— Your goal —
Repeat each line exactly, leaving nothing out.

— Items listed in a dataset —

|---|

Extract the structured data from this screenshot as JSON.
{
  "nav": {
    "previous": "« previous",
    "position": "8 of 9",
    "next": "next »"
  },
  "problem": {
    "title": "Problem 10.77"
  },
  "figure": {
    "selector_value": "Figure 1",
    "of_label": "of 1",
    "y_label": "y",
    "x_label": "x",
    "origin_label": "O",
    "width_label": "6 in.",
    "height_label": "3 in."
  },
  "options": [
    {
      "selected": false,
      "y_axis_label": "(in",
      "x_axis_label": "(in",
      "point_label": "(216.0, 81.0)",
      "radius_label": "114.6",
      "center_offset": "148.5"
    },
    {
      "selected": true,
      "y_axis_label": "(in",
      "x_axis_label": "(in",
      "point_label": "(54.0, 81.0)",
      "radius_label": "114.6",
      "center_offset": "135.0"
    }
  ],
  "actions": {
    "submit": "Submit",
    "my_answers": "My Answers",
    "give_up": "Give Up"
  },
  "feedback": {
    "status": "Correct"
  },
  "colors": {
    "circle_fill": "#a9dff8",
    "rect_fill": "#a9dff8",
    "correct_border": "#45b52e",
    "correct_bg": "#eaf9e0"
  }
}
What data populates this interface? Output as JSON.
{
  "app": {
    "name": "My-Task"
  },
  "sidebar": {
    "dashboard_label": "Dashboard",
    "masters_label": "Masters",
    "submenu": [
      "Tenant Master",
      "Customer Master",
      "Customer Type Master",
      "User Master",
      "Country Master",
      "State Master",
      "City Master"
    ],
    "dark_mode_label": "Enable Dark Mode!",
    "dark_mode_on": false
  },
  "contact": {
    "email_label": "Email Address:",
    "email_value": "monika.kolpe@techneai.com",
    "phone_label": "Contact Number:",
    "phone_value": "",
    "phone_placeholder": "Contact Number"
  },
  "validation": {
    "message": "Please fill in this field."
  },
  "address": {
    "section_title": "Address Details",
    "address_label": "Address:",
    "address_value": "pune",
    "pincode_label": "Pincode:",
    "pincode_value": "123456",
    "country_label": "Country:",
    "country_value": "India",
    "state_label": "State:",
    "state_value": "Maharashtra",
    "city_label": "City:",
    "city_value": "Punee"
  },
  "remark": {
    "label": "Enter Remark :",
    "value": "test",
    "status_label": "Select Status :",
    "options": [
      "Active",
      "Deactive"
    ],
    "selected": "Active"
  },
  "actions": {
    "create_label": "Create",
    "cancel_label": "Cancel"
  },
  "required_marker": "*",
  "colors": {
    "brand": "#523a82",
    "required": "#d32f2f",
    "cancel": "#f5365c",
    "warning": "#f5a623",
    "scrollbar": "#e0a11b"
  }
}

|---|

— The output —
Extract the structured data from this screenshot as JSON.
{
  "nav": {
    "previous": "« previous",
    "position": "8 of 9",
    "next": "next »"
  },
  "problem": {
    "title": "Problem 10.77"
  },
  "figure": {
    "selector_value": "Figure 1",
    "of_label": "of 1",
    "y_label": "y",
    "x_label": "x",
    "origin_label": "O",
    "width_label": "6 in.",
    "height_label": "3 in."
  },
  "options": [
    {
      "selected": false,
      "y_axis_label": "(in",
      "x_axis_label": "(in",
      "point_label": "(216.0, 81.0)",
      "radius_label": "114.6",
      "center_offset": "148.5"
    },
    {
      "selected": true,
      "y_axis_label": "(in",
      "x_axis_label": "(in",
      "point_label": "(54.0, 81.0)",
      "radius_label": "114.6",
      "center_offset": "135.0"
    }
  ],
  "actions": {
    "submit": "Submit",
    "my_answers": "My Answers",
    "give_up": "Give Up"
  },
  "feedback": {
    "status": "Correct"
  },
  "colors": {
    "circle_fill": "#a9dff8",
    "rect_fill": "#a9dff8",
    "correct_border": "#45b52e",
    "correct_bg": "#eaf9e0"
  }
}
What data populates this interface? Output as JSON.
{
  "app": {
    "name": "My-Task"
  },
  "sidebar": {
    "dashboard_label": "Dashboard",
    "masters_label": "Masters",
    "submenu": [
      "Tenant Master",
      "Customer Master",
      "Customer Type Master",
      "User Master",
      "Country Master",
      "State Master",
      "City Master"
    ],
    "dark_mode_label": "Enable Dark Mode!",
    "dark_mode_on": false
  },
  "contact": {
    "email_label": "Email Address:",
    "email_value": "monika.kolpe@techneai.com",
    "phone_label": "Contact Number:",
    "phone_value": "",
    "phone_placeholder": "Contact Number"
  },
  "validation": {
    "message": "Please fill in this field."
  },
  "address": {
    "section_title": "Address Details",
    "address_label": "Address:",
    "address_value": "pune",
    "pincode_label": "Pincode:",
    "pincode_value": "123456",
    "country_label": "Country:",
    "country_value": "India",
    "state_label": "State:",
    "state_value": "Maharashtra",
    "city_label": "City:",
    "city_value": "Punee"
  },
  "remark": {
    "label": "Enter Remark :",
    "value": "test",
    "status_label": "Select Status :",
    "options": [
      "Active",
      "Deactive"
    ],
    "selected": "Active"
  },
  "actions": {
    "create_label": "Create",
    "cancel_label": "Cancel"
  },
  "required_marker": "*",
  "colors": {
    "brand": "#523a82",
    "required": "#d32f2f",
    "cancel": "#f5365c",
    "warning": "#f5a623",
    "scrollbar": "#e0a11b"
  }
}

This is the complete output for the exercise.